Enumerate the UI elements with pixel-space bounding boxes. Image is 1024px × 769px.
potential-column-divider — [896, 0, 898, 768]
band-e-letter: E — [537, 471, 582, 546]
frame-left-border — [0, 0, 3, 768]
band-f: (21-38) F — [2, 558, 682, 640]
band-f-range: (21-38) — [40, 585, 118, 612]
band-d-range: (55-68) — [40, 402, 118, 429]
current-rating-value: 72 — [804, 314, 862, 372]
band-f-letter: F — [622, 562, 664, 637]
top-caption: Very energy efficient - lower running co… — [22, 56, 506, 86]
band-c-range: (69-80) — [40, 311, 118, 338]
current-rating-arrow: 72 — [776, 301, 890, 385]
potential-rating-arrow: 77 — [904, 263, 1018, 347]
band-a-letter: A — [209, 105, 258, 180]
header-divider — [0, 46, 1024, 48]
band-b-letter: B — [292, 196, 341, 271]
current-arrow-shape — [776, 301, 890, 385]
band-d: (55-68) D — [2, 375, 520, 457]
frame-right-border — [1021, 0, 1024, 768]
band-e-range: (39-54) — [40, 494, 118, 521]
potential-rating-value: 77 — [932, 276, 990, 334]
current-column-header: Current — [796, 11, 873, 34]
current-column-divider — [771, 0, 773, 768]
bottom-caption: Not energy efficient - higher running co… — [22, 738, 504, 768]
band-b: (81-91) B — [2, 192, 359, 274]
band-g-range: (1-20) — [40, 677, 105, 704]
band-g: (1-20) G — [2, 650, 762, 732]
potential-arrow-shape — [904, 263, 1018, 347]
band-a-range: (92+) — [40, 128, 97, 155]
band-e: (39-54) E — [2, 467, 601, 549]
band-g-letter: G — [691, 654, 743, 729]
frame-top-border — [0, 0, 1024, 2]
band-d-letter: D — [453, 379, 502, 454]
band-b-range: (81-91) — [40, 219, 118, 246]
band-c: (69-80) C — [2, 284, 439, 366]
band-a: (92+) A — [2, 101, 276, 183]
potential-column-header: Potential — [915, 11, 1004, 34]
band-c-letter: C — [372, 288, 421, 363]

+---+

__EXERCISE GOAL__:
Find every line in the records above that contains the string "frame", and copy each of those lines in full. Case counts, so count only matches with the same capitalization.

__TASK ANSWER__:
frame-left-border — [0, 0, 3, 768]
frame-right-border — [1021, 0, 1024, 768]
frame-top-border — [0, 0, 1024, 2]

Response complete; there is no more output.